Collection entries:
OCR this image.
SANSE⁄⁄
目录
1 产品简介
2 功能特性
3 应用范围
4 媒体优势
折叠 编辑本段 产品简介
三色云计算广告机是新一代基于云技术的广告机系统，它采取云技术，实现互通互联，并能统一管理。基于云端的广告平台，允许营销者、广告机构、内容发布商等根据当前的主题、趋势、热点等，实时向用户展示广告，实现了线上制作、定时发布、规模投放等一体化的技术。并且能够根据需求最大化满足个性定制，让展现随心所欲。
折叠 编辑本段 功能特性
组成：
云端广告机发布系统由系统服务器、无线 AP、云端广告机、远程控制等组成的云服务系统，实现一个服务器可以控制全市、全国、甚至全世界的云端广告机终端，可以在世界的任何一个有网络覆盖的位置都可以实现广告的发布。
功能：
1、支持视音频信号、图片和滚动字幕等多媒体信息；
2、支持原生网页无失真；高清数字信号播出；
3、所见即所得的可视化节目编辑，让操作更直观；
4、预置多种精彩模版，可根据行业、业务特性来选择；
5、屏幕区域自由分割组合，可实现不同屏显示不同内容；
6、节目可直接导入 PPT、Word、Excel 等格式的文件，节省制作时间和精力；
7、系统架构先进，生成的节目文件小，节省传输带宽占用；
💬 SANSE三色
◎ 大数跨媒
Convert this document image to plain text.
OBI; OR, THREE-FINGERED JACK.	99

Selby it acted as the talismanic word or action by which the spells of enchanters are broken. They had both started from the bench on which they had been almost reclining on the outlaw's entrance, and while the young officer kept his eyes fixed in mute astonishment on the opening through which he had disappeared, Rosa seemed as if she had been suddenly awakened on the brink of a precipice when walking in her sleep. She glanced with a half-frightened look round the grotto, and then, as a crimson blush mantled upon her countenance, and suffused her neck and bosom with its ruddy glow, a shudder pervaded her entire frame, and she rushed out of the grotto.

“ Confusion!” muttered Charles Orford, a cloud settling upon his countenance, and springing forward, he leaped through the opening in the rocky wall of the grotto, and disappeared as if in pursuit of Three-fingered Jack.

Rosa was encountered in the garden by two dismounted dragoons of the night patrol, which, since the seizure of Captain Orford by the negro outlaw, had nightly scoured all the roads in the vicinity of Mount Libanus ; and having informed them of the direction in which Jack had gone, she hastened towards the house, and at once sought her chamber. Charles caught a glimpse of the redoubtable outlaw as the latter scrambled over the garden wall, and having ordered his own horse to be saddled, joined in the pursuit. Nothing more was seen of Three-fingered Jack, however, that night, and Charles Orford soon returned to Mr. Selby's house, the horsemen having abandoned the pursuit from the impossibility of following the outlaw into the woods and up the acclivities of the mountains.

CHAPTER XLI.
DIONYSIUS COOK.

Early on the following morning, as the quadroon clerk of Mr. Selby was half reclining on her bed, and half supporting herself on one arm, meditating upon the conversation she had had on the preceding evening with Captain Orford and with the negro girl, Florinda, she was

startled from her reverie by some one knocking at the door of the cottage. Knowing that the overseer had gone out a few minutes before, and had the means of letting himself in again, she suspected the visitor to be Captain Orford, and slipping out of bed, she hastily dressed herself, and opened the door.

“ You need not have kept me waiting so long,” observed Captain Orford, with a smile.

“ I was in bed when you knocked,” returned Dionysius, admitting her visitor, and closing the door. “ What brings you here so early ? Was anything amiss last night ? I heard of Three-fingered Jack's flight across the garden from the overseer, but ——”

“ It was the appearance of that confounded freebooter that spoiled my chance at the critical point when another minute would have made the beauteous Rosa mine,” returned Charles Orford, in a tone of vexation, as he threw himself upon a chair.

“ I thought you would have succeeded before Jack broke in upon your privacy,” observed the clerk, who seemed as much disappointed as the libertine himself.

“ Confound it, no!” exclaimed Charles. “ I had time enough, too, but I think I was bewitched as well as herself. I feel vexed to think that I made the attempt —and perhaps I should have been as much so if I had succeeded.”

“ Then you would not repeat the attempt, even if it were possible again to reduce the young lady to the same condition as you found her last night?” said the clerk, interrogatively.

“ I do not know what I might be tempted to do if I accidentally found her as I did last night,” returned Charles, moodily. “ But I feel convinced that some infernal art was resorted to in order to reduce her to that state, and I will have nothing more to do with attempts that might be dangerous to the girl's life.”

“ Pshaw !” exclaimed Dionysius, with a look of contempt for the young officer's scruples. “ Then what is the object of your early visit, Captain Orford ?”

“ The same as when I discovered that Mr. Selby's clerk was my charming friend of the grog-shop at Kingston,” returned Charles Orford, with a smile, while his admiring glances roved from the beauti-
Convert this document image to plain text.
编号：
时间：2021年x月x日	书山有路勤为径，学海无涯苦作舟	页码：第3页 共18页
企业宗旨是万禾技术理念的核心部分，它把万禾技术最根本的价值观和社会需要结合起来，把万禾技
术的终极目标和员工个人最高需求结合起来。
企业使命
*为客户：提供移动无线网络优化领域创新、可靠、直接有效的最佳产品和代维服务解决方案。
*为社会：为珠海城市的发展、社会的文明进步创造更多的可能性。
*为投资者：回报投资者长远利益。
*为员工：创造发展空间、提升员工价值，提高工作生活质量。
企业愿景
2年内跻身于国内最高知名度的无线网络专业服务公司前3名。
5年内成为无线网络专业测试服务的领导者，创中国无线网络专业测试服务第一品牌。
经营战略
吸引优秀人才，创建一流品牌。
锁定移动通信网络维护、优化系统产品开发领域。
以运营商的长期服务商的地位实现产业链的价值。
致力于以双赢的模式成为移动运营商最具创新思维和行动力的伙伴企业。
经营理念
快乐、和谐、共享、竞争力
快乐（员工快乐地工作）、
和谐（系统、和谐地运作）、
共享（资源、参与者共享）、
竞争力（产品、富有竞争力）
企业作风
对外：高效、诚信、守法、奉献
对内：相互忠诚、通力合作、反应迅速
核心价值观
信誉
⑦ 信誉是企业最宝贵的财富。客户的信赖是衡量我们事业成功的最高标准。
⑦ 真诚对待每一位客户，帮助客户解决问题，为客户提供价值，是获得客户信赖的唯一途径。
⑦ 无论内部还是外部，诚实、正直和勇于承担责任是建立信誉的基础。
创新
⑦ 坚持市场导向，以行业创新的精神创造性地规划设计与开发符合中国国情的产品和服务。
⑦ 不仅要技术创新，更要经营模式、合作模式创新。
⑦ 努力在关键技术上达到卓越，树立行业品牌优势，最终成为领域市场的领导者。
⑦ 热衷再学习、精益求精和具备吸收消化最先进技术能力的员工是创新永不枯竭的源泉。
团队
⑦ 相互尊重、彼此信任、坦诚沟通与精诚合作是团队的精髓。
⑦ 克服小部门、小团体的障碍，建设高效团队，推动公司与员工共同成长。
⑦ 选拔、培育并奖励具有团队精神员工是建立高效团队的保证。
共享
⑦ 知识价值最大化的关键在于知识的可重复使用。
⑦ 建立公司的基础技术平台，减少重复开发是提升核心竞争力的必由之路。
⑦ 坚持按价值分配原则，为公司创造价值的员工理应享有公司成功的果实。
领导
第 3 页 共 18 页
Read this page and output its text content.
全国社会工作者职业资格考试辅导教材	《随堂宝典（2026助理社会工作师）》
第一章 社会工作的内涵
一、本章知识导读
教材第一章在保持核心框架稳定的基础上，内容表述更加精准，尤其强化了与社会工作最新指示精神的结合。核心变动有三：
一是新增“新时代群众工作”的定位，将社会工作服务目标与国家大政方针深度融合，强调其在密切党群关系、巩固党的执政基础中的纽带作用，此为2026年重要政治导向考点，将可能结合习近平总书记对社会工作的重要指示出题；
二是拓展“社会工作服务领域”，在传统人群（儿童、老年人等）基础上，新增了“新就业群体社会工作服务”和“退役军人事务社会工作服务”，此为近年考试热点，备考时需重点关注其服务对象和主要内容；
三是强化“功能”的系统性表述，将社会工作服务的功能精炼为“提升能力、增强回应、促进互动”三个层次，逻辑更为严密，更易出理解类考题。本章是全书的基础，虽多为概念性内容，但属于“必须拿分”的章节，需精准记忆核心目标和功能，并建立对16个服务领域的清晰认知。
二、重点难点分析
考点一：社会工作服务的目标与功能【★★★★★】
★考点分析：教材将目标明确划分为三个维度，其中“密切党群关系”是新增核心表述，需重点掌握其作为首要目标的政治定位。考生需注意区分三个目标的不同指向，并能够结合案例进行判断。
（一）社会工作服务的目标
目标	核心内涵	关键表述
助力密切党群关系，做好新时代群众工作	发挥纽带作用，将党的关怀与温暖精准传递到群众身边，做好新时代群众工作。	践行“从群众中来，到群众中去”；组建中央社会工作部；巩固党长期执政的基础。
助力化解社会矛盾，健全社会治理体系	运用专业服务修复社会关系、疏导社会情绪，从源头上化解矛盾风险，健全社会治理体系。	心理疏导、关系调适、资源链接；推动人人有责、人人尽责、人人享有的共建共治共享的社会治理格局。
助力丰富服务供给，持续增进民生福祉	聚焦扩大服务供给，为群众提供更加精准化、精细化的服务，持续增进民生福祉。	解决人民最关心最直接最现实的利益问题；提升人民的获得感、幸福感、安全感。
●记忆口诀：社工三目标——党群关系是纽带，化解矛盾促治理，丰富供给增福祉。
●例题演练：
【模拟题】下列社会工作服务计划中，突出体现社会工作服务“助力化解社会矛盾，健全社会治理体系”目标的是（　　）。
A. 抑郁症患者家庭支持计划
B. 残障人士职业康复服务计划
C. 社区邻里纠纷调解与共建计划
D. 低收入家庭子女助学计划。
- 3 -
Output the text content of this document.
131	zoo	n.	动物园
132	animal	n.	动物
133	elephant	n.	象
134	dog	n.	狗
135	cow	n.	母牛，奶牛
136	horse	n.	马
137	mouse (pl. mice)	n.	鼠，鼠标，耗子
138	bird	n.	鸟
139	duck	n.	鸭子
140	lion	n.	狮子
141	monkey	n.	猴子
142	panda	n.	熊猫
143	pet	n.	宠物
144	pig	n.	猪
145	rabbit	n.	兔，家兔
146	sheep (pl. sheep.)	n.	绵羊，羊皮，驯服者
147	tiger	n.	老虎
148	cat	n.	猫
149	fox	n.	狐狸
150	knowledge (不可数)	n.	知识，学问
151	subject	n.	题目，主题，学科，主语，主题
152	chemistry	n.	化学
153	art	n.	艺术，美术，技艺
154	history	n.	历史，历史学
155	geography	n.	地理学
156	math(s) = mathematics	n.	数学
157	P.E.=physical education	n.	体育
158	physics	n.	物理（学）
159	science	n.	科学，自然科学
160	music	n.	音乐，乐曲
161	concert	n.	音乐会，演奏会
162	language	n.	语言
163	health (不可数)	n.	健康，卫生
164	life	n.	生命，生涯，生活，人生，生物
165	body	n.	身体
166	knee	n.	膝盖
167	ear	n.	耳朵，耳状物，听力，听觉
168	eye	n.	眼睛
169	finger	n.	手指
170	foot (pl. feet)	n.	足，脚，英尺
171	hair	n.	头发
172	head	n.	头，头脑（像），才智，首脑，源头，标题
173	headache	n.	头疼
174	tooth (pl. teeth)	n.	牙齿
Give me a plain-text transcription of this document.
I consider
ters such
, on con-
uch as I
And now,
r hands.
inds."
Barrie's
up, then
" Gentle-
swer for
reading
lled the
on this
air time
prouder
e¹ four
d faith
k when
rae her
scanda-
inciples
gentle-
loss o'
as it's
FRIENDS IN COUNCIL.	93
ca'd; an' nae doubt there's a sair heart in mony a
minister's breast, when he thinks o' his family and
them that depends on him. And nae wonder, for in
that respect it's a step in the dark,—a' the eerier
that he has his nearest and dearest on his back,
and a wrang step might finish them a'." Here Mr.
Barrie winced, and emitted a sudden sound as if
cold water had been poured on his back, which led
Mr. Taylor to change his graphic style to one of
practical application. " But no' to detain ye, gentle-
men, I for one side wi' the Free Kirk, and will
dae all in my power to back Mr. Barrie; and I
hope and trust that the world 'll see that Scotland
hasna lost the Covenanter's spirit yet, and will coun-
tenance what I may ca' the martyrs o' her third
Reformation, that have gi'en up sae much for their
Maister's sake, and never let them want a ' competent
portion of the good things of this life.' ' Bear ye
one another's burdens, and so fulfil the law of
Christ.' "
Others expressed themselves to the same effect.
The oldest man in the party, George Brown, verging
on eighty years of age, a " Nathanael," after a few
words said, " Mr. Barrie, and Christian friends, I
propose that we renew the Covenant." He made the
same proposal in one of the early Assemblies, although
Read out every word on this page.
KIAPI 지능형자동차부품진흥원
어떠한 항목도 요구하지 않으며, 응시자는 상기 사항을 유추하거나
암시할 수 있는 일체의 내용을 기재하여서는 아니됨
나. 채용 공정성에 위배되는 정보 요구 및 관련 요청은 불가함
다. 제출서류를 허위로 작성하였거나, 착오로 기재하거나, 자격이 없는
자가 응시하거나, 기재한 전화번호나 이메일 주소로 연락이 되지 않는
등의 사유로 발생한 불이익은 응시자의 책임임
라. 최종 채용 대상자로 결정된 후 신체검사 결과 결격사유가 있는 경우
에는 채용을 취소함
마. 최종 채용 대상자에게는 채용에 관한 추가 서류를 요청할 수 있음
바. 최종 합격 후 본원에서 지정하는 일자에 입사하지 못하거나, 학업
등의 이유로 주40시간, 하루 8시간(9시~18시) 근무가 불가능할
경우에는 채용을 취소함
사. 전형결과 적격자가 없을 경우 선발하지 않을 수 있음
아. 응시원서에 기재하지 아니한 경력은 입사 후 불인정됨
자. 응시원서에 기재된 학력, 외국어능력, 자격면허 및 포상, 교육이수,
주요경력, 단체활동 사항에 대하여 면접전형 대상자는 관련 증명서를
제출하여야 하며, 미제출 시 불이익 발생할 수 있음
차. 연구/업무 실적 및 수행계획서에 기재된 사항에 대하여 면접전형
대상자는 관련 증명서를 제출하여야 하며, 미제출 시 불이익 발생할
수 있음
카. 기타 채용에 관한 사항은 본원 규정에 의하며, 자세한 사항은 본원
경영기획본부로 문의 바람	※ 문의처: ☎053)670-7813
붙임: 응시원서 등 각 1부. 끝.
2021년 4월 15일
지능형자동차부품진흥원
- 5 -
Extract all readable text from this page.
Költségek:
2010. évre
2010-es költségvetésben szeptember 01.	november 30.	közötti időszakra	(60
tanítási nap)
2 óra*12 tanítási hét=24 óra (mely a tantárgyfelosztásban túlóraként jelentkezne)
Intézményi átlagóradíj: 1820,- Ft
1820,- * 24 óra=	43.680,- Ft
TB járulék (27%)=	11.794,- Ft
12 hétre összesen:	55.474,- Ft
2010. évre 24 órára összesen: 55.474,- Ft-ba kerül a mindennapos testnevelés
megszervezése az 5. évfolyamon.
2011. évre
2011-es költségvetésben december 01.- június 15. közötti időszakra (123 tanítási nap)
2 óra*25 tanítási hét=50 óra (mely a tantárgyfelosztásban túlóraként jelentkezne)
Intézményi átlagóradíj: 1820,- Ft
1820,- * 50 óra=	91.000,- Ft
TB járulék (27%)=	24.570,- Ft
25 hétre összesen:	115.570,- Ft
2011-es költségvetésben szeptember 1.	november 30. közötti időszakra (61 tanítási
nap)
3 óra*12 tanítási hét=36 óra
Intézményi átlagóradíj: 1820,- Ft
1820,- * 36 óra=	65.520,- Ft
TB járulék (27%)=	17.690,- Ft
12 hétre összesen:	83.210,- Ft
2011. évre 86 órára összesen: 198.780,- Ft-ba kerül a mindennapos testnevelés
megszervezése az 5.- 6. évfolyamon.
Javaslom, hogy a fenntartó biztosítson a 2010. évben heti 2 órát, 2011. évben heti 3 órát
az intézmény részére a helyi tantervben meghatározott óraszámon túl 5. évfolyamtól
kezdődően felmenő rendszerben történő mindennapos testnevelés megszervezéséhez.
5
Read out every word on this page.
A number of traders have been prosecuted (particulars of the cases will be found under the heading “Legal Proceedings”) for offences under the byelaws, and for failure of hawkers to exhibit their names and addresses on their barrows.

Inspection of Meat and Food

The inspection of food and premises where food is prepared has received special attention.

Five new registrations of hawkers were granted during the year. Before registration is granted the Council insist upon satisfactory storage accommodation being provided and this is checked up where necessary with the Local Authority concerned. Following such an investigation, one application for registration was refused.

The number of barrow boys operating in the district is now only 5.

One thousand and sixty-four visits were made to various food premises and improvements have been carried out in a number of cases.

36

To be done » Go through the entries above and pull out each line with "kerül" in it.

Written reply »
2010. évre 24 órára összesen: 55.474,- Ft-ba kerül a mindennapos testnevelés
2011. évre 86 órára összesen: 198.780,- Ft-ba kerül a mindennapos testnevelés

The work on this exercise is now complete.